# WHAT IS NEEDED:
Read the entries below and pull out each line with the string "icon".

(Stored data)
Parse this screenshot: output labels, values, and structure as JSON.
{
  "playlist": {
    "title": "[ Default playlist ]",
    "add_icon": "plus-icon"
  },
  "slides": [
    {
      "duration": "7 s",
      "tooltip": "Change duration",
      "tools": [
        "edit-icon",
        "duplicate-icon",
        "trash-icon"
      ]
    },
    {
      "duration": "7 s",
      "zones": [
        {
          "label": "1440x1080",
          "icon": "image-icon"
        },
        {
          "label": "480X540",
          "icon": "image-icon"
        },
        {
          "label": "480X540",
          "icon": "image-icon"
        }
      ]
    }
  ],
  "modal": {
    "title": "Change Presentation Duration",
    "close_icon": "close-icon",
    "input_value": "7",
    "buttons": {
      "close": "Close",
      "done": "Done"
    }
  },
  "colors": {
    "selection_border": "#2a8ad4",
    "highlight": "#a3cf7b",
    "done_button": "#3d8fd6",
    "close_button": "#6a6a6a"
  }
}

# EXERCISE ANSWER:
    "add_icon": "plus-icon"
        "edit-icon",
        "duplicate-icon",
        "trash-icon"
          "icon": "image-icon"
          "icon": "image-icon"
          "icon": "image-icon"
    "close_icon": "close-icon",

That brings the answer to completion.